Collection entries
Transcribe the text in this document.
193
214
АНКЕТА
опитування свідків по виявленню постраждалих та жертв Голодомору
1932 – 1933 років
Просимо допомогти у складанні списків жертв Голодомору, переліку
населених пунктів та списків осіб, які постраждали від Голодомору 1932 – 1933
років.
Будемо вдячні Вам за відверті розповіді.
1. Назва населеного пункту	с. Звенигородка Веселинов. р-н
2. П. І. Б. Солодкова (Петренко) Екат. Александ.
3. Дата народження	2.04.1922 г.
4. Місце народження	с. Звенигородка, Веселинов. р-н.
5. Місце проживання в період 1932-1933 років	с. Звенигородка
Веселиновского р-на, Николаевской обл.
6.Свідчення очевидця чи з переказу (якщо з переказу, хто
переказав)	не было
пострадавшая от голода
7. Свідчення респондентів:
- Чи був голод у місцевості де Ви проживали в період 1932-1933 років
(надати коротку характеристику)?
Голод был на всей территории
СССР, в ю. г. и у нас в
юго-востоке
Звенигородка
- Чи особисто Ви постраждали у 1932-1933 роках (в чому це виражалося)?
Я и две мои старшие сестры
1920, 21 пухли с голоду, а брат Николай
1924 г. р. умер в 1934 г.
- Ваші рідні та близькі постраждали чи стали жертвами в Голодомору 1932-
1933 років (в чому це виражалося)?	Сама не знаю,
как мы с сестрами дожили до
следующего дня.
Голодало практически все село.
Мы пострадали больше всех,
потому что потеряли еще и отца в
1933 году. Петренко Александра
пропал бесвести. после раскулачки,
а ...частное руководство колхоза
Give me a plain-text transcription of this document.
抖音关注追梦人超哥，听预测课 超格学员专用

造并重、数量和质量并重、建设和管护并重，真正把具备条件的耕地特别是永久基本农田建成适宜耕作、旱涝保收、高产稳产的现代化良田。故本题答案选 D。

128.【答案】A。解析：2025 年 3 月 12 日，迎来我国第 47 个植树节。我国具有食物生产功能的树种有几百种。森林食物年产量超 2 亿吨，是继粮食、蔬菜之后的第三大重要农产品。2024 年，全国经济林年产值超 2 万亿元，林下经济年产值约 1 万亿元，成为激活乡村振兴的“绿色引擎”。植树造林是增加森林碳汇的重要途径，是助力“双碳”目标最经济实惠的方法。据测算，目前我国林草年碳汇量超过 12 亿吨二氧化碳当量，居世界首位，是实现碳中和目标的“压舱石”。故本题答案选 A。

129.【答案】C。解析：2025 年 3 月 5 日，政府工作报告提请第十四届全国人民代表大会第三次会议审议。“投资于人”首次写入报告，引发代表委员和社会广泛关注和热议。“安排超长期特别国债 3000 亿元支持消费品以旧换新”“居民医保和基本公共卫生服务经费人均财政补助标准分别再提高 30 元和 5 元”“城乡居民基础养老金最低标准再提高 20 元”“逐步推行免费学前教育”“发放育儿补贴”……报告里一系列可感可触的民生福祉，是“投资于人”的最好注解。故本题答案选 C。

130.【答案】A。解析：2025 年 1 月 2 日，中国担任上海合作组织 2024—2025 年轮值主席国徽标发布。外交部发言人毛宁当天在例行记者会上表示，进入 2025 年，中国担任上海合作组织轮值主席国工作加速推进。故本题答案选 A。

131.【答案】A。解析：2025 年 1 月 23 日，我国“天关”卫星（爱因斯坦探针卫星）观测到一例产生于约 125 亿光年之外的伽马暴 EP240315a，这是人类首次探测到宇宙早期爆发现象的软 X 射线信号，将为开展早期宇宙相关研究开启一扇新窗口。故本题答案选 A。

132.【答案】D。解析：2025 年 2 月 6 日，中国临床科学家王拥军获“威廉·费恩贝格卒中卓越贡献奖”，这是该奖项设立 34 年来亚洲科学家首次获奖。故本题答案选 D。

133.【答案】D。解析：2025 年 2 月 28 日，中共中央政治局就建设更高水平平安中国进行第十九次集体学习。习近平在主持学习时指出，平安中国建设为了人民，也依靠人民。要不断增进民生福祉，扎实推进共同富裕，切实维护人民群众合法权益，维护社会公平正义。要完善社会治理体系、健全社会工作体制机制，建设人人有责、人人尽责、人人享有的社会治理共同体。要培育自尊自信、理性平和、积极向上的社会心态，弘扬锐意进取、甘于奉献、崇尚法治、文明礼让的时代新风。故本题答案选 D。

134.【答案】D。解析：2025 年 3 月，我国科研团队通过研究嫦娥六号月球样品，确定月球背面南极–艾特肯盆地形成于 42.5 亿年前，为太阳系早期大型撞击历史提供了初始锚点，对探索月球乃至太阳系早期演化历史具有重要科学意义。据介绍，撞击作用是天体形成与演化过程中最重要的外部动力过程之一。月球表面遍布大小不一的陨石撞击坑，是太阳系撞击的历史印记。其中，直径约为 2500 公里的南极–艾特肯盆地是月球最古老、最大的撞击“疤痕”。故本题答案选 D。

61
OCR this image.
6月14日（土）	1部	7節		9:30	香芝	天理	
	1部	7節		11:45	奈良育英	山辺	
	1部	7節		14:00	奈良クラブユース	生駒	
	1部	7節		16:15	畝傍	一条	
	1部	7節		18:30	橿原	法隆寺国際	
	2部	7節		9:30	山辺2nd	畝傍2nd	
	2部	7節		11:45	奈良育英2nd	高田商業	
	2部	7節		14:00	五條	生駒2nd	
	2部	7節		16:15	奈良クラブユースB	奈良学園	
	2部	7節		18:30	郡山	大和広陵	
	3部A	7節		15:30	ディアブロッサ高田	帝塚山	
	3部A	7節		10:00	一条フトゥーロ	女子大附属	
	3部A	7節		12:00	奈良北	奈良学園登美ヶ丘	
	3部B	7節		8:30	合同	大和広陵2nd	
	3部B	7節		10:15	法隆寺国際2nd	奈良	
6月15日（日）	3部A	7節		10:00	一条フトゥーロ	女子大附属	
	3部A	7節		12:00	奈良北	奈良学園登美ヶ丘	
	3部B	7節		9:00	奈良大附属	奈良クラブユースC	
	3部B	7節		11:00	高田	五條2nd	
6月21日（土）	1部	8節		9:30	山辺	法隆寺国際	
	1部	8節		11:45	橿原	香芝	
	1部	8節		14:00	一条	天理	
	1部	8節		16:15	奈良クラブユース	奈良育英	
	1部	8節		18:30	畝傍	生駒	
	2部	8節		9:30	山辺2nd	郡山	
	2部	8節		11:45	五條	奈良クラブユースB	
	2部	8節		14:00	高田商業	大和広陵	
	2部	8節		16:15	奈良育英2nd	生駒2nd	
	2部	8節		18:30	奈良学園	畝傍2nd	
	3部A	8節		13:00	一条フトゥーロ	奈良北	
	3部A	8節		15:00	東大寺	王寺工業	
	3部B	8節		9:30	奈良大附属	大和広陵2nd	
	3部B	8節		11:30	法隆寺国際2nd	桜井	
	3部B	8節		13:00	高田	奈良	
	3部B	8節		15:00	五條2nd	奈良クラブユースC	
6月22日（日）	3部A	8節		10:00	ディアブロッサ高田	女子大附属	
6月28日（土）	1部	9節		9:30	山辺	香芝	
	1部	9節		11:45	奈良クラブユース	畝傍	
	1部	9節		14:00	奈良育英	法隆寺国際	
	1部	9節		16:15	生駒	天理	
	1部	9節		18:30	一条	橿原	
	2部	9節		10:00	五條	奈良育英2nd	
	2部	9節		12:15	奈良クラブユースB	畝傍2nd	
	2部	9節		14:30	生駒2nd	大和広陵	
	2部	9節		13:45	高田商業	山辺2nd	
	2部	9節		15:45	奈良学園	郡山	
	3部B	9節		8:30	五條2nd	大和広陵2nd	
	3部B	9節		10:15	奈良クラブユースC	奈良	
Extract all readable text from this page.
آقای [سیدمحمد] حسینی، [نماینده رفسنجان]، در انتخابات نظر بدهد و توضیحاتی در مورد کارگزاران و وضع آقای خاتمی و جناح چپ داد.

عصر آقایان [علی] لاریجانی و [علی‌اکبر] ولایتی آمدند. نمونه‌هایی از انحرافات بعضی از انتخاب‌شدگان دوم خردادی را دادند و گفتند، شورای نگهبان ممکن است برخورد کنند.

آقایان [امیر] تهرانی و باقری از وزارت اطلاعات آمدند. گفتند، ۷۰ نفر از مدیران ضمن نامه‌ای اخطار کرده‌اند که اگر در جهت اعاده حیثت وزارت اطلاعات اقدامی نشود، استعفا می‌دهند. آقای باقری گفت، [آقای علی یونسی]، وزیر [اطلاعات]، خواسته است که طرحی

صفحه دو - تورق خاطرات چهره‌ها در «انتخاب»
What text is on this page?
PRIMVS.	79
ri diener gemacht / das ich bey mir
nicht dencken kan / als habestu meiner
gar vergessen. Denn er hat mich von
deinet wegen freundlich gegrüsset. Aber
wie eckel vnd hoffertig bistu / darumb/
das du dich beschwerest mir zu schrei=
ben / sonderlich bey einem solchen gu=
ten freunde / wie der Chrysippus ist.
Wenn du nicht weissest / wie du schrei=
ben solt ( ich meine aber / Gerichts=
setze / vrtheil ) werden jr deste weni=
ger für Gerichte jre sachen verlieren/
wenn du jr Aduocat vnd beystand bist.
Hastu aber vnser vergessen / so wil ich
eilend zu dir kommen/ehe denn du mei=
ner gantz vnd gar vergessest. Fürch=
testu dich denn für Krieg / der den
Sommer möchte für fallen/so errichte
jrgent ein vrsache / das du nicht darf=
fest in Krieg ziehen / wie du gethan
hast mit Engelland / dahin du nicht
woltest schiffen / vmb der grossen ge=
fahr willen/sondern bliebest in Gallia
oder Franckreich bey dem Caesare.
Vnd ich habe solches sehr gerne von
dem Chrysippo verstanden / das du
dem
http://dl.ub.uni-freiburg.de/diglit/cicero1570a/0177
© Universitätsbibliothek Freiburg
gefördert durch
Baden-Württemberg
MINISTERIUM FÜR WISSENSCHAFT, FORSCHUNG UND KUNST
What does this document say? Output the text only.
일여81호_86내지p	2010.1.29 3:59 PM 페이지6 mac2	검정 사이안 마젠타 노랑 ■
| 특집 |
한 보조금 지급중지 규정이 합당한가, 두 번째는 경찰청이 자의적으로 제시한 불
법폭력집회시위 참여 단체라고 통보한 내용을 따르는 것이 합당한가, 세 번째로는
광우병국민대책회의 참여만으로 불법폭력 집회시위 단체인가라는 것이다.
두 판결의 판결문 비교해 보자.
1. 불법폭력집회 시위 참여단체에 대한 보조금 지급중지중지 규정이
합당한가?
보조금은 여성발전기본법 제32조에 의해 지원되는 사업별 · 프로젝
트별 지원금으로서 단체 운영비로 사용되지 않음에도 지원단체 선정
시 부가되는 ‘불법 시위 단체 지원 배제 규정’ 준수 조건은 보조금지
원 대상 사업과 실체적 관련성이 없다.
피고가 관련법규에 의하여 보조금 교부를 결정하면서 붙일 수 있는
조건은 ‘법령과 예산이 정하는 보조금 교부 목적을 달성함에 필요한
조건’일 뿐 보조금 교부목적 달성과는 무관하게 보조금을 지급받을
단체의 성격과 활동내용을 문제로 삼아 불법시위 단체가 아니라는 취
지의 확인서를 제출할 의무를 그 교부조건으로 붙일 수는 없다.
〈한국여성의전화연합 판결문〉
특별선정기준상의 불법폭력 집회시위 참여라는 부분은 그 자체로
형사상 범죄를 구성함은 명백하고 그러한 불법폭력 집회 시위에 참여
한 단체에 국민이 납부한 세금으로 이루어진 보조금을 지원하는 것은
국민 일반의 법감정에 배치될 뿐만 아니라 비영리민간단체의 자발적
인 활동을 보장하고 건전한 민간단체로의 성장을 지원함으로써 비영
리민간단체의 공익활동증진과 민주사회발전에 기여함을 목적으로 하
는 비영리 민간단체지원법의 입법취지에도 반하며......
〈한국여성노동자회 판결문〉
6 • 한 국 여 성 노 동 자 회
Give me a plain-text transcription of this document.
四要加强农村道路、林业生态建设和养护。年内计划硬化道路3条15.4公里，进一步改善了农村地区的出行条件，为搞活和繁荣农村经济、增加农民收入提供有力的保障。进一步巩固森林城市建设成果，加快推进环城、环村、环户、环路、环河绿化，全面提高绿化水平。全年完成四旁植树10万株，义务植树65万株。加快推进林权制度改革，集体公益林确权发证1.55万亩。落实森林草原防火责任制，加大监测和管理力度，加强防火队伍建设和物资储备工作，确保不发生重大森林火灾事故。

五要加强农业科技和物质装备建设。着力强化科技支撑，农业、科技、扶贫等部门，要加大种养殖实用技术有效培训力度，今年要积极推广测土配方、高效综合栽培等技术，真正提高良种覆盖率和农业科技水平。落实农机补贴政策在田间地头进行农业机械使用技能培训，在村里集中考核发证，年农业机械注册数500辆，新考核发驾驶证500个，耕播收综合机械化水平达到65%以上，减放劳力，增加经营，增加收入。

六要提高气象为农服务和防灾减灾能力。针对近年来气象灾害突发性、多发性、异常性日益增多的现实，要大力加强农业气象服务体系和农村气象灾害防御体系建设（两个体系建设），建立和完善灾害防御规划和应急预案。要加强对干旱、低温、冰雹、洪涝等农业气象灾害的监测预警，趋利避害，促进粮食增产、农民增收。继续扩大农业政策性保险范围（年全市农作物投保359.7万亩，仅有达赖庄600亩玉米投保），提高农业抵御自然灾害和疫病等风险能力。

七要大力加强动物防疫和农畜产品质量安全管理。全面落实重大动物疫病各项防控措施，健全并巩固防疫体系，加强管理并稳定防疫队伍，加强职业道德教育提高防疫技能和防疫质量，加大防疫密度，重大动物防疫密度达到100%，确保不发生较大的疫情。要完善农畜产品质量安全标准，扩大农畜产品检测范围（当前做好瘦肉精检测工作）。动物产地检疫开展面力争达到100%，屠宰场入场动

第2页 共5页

» Goal
Copy each line of the data above that holds "Петренко".

» Task solution
2. П. І. Б. Солодкова (Петренко) Екат. Александ.
1933 году. Петренко Александра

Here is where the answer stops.